Entries
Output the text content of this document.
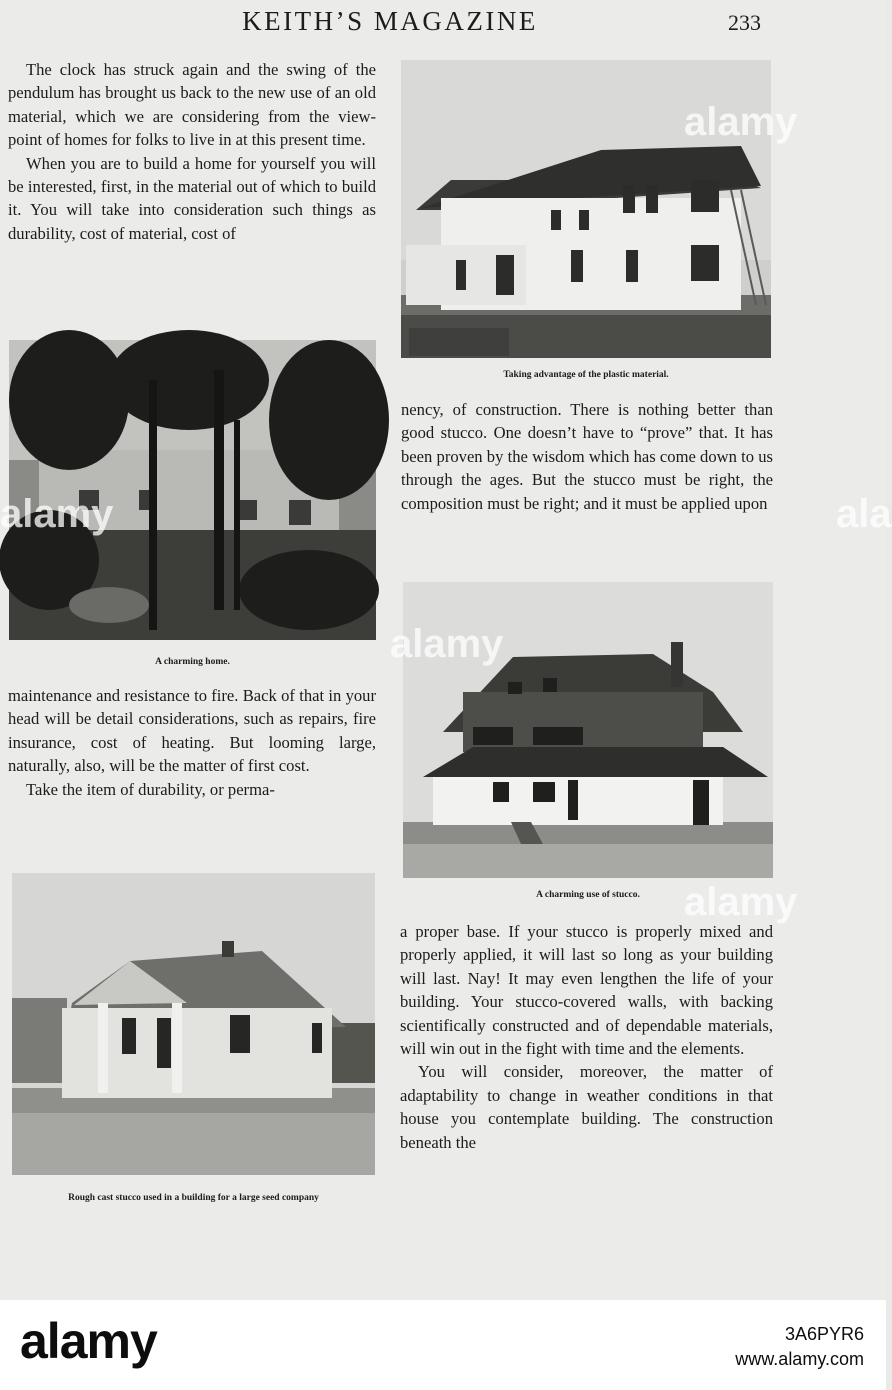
KEITH’S MAGAZINE	233

The clock has struck again and the swing of the pendulum has brought us back to the new use of an old material, which we are considering from the view-point of homes for folks to live in at this present time.

When you are to build a home for yourself you will be interested, first, in the material out of which to build it. You will take into consideration such things as durability, cost of material, cost of

Taking advantage of the plastic material.
A charming home.

nency, of construction. There is nothing better than good stucco. One doesn’t have to “prove” that. It has been proven by the wisdom which has come down to us through the ages. But the stucco must be right, the composition must be right; and it must be applied upon

maintenance and resistance to fire. Back of that in your head will be detail considerations, such as repairs, fire insurance, cost of heating. But looming large, naturally, also, will be the matter of first cost.

Take the item of durability, or perma-

A charming use of stucco.
Rough cast stucco used in a building for a large seed company

a proper base. If your stucco is properly mixed and properly applied, it will last so long as your building will last. Nay! It may even lengthen the life of your building. Your stucco-covered walls, with backing scientifically constructed and of dependable materials, will win out in the fight with time and the elements.

You will consider, moreover, the matter of adaptability to change in weather conditions in that house you contemplate building. The construction beneath the

alamy
alamy
alamy
alamy
ala
alamy	3A6PYR6
www.alamy.com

Task description
Reproduce the records above exactly, leaving out every picture they contain.

Right answer
Output the text content of this document.
KEITH’S MAGAZINE	233

The clock has struck again and the swing of the pendulum has brought us back to the new use of an old material, which we are considering from the view-point of homes for folks to live in at this present time.

When you are to build a home for yourself you will be interested, first, in the material out of which to build it. You will take into consideration such things as durability, cost of material, cost of

Taking advantage of the plastic material.
A charming home.

nency, of construction. There is nothing better than good stucco. One doesn’t have to “prove” that. It has been proven by the wisdom which has come down to us through the ages. But the stucco must be right, the composition must be right; and it must be applied upon

maintenance and resistance to fire. Back of that in your head will be detail considerations, such as repairs, fire insurance, cost of heating. But looming large, naturally, also, will be the matter of first cost.

Take the item of durability, or perma-

A charming use of stucco.
Rough cast stucco used in a building for a large seed company

a proper base. If your stucco is properly mixed and properly applied, it will last so long as your building will last. Nay! It may even lengthen the life of your building. Your stucco-covered walls, with backing scientifically constructed and of dependable materials, will win out in the fight with time and the elements.

You will consider, moreover, the matter of adaptability to change in weather conditions in that house you contemplate building. The construction beneath the

alamy
alamy
alamy
alamy
ala
alamy	3A6PYR6
www.alamy.com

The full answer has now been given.